▶ [WORK TO COMPLETE] Scan the data beneath this task and copy each line that includes "than".

▶ [SOURCE MATERIAL]
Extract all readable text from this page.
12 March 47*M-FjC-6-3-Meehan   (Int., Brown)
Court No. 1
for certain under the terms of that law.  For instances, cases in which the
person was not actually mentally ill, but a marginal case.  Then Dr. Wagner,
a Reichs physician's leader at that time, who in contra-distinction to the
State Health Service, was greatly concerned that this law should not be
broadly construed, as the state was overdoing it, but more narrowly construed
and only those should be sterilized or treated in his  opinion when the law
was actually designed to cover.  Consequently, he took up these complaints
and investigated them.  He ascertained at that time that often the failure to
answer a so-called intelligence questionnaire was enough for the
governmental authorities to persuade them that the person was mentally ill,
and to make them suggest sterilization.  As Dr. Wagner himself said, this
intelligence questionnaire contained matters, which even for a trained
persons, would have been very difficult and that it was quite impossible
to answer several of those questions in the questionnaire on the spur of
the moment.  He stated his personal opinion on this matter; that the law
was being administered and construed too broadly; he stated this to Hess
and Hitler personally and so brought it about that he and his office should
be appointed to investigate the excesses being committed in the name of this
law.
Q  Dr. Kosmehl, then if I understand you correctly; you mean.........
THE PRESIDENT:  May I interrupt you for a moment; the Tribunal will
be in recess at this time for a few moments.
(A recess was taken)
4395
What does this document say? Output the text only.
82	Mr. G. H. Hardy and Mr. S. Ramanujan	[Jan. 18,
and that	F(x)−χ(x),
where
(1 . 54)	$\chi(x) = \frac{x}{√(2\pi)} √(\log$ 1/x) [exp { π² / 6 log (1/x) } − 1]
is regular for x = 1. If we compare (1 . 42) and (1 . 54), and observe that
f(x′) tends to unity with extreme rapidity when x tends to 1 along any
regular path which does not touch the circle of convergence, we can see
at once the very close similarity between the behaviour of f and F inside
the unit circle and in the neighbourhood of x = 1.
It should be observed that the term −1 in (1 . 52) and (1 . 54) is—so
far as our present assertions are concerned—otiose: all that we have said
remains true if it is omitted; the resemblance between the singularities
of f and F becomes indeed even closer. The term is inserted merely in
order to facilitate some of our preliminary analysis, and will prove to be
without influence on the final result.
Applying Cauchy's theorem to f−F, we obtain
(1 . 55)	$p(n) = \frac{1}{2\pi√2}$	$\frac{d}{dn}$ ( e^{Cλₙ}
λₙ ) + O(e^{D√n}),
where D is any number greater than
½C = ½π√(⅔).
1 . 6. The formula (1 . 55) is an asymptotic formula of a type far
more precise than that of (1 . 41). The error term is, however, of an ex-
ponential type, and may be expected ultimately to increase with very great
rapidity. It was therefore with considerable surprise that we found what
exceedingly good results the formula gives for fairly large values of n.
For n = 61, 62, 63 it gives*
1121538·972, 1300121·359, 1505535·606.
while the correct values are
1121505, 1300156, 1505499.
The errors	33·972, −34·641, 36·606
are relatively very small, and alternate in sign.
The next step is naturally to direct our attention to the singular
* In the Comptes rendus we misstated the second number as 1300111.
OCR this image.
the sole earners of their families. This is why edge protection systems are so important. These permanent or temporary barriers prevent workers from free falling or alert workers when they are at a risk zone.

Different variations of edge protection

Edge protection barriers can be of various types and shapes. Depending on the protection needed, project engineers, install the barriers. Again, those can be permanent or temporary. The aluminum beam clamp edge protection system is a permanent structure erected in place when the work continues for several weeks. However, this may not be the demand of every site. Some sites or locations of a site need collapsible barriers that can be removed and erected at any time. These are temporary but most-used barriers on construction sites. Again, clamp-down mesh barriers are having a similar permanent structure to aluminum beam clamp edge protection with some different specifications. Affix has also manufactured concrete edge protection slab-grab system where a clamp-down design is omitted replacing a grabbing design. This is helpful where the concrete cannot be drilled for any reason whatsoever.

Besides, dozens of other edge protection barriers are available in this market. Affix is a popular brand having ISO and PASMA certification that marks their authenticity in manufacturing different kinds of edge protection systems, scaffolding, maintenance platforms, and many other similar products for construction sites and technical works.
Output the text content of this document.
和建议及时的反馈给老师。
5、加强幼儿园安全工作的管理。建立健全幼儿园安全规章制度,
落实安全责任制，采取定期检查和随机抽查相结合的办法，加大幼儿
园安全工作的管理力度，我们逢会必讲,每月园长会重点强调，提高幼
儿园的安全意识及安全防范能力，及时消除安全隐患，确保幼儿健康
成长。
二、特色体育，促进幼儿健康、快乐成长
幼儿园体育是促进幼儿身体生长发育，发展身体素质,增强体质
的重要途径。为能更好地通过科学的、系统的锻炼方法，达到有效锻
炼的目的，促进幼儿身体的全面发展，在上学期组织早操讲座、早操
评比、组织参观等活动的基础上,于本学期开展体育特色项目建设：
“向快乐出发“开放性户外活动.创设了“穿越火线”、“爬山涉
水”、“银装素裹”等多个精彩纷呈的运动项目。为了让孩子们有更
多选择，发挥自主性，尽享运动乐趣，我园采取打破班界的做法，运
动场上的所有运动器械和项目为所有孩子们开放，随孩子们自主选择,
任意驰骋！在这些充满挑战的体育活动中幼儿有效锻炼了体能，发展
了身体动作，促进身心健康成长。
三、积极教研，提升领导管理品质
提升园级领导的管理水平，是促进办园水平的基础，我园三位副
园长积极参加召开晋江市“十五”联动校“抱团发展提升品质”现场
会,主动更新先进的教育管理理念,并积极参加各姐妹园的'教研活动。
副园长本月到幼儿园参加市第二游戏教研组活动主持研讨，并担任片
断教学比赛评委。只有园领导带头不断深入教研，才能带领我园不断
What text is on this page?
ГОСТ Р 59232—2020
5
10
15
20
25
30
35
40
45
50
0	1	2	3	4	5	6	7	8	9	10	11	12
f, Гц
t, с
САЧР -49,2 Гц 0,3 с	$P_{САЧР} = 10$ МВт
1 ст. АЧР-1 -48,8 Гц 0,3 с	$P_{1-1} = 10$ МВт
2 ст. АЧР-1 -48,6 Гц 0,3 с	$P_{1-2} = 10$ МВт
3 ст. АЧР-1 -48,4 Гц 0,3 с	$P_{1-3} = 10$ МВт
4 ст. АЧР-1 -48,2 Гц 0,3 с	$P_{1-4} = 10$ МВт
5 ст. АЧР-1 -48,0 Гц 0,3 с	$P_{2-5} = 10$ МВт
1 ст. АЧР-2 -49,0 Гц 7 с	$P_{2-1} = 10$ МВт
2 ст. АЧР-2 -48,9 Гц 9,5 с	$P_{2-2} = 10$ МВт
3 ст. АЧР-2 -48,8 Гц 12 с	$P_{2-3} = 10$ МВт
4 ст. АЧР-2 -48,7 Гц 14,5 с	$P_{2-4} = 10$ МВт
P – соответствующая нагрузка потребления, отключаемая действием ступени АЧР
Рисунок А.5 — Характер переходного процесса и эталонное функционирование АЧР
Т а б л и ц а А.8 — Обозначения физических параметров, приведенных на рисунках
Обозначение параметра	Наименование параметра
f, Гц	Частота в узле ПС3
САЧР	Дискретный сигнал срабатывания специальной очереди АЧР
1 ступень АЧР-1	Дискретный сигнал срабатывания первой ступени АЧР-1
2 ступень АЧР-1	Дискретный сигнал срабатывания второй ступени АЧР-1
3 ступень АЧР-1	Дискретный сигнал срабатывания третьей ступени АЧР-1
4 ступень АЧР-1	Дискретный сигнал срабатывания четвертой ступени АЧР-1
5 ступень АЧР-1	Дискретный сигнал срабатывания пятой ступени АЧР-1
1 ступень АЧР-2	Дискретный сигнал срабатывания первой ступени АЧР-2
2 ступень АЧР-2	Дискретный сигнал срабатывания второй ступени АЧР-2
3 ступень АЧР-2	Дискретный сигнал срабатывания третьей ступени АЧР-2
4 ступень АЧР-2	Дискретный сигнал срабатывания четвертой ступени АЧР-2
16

▶ [FULL ANSWER]
where D is any number greater than
more precise than that of (1 . 41). The error term is, however, of an ex-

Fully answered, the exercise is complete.